Count the lines of the rows below that contain the string "Создано", treating uppercase and lowercase letters as different. Give only the number.

▸ Records shown:
———
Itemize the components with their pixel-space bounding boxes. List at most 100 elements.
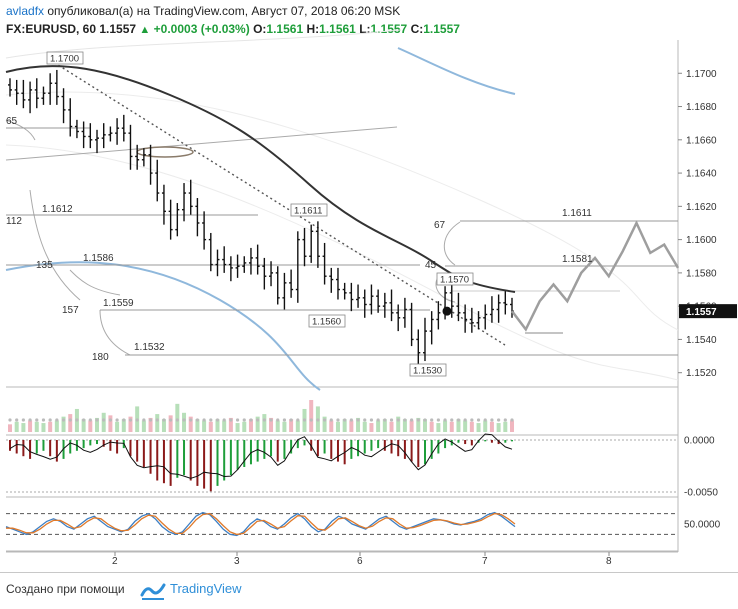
volume-ma-dot [316, 418, 320, 422]
volume-bar [349, 420, 354, 432]
annotation-box [46, 51, 84, 65]
volume-bar [208, 421, 213, 432]
volume-ma-dot [289, 418, 293, 422]
fib-arc [29, 189, 81, 301]
annotation-box [308, 314, 346, 328]
volume-bar [362, 421, 367, 432]
author-name[interactable]: avladfx [6, 4, 45, 18]
volume-ma-dot [128, 418, 133, 422]
rsi-tick-label: 50.0000 [684, 520, 721, 531]
volume-ma-dot [28, 418, 32, 422]
volume-ma-dot [15, 418, 19, 422]
volume-bar [248, 419, 253, 432]
open-label: O: [253, 22, 267, 36]
annotation-label: 1.1570 [440, 275, 469, 286]
volume-bar [356, 417, 361, 432]
volume-bar [128, 416, 133, 432]
volume-ma-dot [369, 418, 374, 422]
volume-bar [409, 420, 414, 432]
time-tick-label: 8 [606, 556, 612, 567]
price-tick-label: 1.1520 [686, 368, 717, 379]
volume-bar [443, 420, 448, 432]
volume-bar [282, 421, 287, 432]
fib-label: 180 [92, 352, 109, 363]
volume-bar [496, 423, 501, 432]
price-tick-label: 1.1640 [686, 169, 717, 180]
macd-signal-line [9, 433, 513, 479]
tradingview-brand-link[interactable]: TradingView [170, 581, 242, 596]
volume-ma-dot [135, 418, 139, 422]
fib-arc [99, 309, 131, 356]
volume-bar [416, 417, 421, 432]
volume-ma-dot [122, 418, 126, 422]
volume-ma-dot [423, 418, 427, 422]
volume-ma-dot [476, 418, 481, 422]
low-value: 1.1557 [370, 22, 408, 36]
volume-bar [215, 419, 220, 432]
volume-bar [369, 423, 374, 432]
annotation-label: 1.1530 [413, 366, 442, 377]
volume-bar [202, 420, 207, 432]
volume-ma-dot [235, 418, 240, 422]
time-tick-label: 7 [482, 556, 488, 567]
volume-bar [95, 417, 100, 432]
volume-bar [148, 417, 153, 432]
volume-bar [222, 420, 227, 432]
volume-ma-dot [309, 418, 313, 422]
volume-ma-dot [450, 418, 454, 422]
price-tick-label: 1.1600 [686, 235, 717, 246]
volume-ma-dot [329, 418, 333, 422]
volume-ma-dot [302, 418, 307, 422]
volume-ma-dot [175, 418, 179, 422]
annotation-box [409, 363, 447, 377]
volume-ma-dot [410, 418, 414, 422]
volume-bar [88, 420, 93, 432]
rsi-series-line [5, 511, 516, 537]
volume-ma-dot [195, 418, 200, 422]
volume-bar [228, 417, 233, 432]
rsi-series-line [6, 512, 516, 536]
made-with-text: Создано при помощи [6, 582, 125, 596]
price-chart[interactable]: 1.1700 1.1680 1.1660 1.1640 1.1620 1.1600 1.15… [0, 0, 738, 572]
tradingview-logo-icon[interactable] [140, 579, 166, 601]
symbol-label: FX:EURUSD, 60 [6, 22, 97, 36]
fib-label: 157 [62, 305, 79, 316]
annotation-label: 1.1700 [50, 54, 79, 65]
footer: Создано при помощи TradingView [0, 572, 738, 609]
level-label: 1.1612 [42, 204, 73, 215]
open-value: 1.1561 [266, 22, 304, 36]
volume-bar [115, 421, 120, 432]
volume-ma-dot [497, 418, 501, 422]
volume-ma-dot [148, 418, 153, 422]
level-label: 1.1559 [103, 298, 134, 309]
price-change: +0.0003 (+0.03%) [153, 22, 250, 36]
volume-bar [8, 424, 12, 432]
level-label: 1.1581 [562, 254, 593, 265]
volume-bar [382, 419, 387, 432]
volume-ma-dot [510, 418, 514, 422]
volume-bar [389, 421, 394, 432]
volume-bar [463, 420, 468, 432]
level-label: 1.1532 [134, 342, 165, 353]
annotation-label: 1.1611 [294, 206, 322, 217]
volume-ma-dot [209, 418, 213, 422]
volume-bar [155, 414, 160, 432]
volume-ma-dot [108, 418, 112, 422]
volume-ma-dot [463, 418, 467, 422]
volume-ma-dot [48, 418, 52, 422]
volume-ma-dot [142, 418, 146, 422]
time-tick-label: 2 [112, 556, 118, 567]
volume-bar [469, 421, 474, 432]
volume-bar [422, 419, 427, 432]
volume-ma-dot [416, 418, 420, 422]
chart-header-publisher: avladfx опубликовал(а) на TradingView.co… [6, 4, 400, 18]
volume-ma-dot [75, 418, 79, 422]
volume-bar [402, 419, 407, 432]
volume-ma-dot [343, 418, 347, 422]
volume-ma-dot [389, 418, 394, 422]
volume-ma-dot [436, 418, 440, 422]
volume-bar [41, 423, 46, 432]
volume-ma-dot [162, 418, 166, 422]
volume-ma-dot [189, 418, 193, 422]
volume-bar [28, 420, 33, 432]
———
▸ Problem solution:
2